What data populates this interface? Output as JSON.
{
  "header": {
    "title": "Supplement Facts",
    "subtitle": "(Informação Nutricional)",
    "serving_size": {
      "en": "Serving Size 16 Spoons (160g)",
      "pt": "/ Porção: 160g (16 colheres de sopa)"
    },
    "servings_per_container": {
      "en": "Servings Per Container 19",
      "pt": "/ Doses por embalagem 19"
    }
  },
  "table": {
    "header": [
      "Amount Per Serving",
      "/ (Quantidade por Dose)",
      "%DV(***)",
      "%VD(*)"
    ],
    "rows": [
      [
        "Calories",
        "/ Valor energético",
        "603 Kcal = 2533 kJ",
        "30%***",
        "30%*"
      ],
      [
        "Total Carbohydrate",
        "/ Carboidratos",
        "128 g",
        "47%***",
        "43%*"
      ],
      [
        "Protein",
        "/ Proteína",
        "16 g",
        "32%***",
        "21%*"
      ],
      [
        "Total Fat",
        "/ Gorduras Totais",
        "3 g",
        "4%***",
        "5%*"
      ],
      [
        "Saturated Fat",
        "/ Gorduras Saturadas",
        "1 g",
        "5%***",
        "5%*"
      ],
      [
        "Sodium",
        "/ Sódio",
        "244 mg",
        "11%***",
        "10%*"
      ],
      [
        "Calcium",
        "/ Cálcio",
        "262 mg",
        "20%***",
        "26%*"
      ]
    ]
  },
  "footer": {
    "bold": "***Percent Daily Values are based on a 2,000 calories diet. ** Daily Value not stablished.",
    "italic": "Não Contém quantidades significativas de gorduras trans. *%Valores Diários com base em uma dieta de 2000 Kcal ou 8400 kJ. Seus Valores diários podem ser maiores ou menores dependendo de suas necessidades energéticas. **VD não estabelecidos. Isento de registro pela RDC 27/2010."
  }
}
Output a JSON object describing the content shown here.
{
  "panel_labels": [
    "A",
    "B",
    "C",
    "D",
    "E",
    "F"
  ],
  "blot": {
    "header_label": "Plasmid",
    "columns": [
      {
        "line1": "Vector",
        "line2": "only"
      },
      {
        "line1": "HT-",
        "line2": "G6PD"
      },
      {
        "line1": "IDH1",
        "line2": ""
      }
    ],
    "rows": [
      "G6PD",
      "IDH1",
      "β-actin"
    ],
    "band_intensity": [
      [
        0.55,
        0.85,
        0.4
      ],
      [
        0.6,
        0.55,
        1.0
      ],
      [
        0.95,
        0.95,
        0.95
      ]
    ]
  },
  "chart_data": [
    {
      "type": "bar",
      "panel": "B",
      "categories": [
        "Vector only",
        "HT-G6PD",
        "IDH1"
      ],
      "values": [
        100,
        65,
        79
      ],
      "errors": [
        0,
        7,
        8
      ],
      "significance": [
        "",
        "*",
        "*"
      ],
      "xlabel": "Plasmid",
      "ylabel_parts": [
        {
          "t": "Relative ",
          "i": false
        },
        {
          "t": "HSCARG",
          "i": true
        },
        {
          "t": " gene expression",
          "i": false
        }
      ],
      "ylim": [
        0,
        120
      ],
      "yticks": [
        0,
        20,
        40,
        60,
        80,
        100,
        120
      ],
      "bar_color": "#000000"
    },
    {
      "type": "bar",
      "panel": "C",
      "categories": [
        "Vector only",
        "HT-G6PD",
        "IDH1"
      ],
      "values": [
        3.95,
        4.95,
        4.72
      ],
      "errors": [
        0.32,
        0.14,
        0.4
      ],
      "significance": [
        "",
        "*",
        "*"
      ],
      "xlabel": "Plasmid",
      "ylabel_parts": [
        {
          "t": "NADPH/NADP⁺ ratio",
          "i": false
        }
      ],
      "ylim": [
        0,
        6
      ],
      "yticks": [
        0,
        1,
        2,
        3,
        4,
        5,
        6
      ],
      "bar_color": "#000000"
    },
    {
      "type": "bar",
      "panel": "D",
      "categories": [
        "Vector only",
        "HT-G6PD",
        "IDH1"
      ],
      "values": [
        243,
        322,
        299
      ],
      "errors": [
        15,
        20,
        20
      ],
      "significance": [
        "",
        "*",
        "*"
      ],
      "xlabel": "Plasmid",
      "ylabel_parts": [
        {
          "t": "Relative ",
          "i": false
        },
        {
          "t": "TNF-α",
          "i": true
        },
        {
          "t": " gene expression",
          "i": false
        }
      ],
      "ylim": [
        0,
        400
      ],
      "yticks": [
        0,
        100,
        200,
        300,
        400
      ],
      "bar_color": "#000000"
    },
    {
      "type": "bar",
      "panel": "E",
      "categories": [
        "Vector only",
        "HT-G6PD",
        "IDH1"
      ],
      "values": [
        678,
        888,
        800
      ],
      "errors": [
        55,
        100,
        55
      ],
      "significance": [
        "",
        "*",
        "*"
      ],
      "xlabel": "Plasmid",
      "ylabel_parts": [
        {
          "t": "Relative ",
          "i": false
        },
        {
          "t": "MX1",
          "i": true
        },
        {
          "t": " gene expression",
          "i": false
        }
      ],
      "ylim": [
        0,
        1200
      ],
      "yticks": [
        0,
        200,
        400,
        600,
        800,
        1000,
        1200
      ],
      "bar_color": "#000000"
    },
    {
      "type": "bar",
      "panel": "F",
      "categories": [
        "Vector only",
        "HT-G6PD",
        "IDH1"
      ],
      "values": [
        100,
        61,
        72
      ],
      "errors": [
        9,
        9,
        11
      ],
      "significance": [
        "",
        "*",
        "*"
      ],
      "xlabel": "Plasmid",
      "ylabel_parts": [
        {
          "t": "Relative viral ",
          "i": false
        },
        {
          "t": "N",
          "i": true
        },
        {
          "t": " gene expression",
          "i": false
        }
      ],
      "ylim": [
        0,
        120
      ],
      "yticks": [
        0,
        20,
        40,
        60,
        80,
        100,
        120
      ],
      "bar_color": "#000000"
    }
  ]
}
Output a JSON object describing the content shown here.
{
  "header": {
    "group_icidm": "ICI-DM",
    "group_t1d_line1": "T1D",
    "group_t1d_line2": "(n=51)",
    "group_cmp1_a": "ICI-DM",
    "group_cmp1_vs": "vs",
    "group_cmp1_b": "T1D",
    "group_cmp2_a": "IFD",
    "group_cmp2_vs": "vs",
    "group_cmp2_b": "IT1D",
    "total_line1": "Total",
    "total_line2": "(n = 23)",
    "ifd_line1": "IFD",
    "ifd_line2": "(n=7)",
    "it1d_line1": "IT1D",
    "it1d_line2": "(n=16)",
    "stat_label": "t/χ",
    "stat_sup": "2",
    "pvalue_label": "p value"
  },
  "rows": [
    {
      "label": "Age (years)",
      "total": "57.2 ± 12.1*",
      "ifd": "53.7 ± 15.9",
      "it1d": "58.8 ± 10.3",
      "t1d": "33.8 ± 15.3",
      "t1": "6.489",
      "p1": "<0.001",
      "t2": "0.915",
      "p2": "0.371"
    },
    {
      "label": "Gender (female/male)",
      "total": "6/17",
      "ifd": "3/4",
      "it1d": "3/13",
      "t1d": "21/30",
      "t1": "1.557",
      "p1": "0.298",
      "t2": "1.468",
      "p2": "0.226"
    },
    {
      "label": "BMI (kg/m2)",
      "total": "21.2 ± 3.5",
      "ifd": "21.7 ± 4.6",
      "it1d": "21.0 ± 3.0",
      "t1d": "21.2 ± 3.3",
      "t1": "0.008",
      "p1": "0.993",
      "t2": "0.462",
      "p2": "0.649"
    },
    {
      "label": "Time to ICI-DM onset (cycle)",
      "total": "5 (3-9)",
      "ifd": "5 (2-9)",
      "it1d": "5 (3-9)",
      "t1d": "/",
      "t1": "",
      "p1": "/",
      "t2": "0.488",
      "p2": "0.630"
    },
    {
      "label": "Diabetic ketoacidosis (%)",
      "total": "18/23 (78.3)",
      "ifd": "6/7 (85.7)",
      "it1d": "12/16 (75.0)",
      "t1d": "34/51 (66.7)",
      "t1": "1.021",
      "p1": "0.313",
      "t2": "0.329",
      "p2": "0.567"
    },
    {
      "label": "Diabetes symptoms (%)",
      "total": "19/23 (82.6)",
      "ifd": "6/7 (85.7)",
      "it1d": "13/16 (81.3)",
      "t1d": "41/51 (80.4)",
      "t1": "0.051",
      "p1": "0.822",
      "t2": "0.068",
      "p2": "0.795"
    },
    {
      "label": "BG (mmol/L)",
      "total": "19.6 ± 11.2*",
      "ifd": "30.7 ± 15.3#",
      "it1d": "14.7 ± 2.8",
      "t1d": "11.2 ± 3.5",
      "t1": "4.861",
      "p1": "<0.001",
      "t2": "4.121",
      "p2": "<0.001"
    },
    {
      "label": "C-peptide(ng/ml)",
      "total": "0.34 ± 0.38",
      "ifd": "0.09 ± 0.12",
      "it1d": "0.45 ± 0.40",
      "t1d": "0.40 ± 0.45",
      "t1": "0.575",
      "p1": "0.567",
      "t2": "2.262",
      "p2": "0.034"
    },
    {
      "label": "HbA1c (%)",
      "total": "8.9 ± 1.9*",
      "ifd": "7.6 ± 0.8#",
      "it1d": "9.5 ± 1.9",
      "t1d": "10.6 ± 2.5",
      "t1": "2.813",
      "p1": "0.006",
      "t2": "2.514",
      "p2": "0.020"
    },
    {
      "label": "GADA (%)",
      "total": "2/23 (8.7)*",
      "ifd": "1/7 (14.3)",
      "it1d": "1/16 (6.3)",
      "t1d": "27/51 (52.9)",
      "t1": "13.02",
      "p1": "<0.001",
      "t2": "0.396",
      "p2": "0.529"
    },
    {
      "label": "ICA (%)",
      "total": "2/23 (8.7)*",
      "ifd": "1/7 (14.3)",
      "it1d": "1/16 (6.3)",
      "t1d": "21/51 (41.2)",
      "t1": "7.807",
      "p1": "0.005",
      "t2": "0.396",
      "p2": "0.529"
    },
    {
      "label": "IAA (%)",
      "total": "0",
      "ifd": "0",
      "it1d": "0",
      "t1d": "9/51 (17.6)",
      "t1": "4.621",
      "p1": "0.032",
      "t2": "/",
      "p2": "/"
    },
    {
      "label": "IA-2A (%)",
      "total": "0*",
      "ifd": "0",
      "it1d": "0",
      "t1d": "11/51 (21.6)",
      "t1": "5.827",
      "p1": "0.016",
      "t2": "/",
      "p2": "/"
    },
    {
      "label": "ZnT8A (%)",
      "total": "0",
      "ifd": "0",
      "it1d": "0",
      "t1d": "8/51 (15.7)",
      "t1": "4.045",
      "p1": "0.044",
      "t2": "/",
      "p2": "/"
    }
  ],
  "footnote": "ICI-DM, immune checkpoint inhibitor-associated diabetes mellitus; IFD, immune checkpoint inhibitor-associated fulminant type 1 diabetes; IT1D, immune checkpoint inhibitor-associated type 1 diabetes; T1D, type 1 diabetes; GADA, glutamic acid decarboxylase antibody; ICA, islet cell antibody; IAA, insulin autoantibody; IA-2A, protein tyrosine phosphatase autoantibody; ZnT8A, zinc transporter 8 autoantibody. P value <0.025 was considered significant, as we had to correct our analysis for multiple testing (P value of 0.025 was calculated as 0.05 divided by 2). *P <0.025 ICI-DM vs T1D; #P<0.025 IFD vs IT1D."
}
──────
§ THE TASK:
Show me every line of the entries above that holds "Kcal".

§ RESULT OF THE EXERCISE:
        "603 Kcal = 2533 kJ",
    "italic": "Não Contém quantidades significativas de gorduras trans. *%Valores Diários com base em uma dieta de 2000 Kcal ou 8400 kJ. Seus Valores diários podem ser maiores ou menores dependendo de suas necessidades energéticas. **VD não estabelecidos. Isento de registro pela RDC 27/2010."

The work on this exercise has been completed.